[Collected data]

┄┄┄┄┄┄

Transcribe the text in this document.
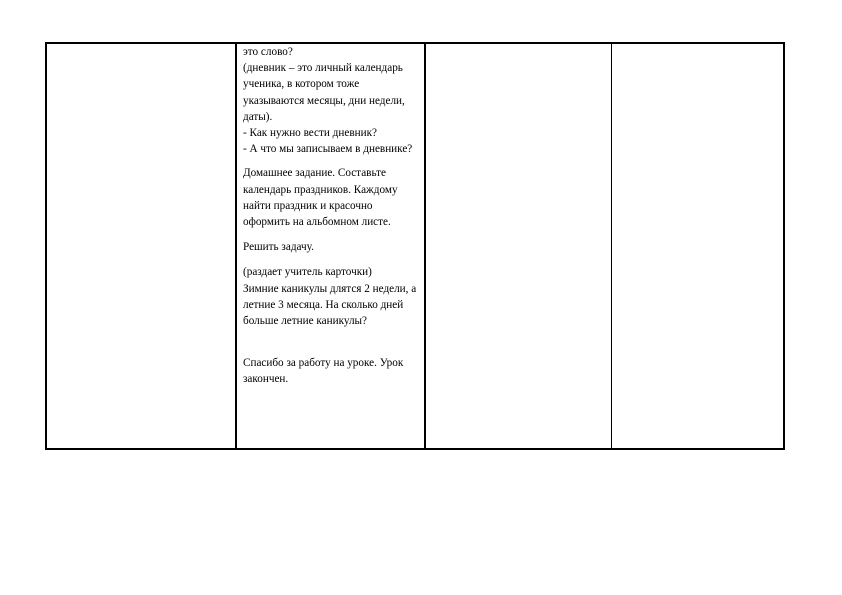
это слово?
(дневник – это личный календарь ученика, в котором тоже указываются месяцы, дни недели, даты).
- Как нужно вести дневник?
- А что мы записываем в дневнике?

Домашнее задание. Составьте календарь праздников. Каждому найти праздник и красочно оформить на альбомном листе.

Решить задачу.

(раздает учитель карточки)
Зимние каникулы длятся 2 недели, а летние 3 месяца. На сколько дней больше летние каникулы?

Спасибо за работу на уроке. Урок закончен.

┄┄┄┄┄┄

▶ [WHAT YOU WILL DO] Give only a number: how many lines of the data hold the string "календарь"?

▶ [EXERCISE ANSWER] 2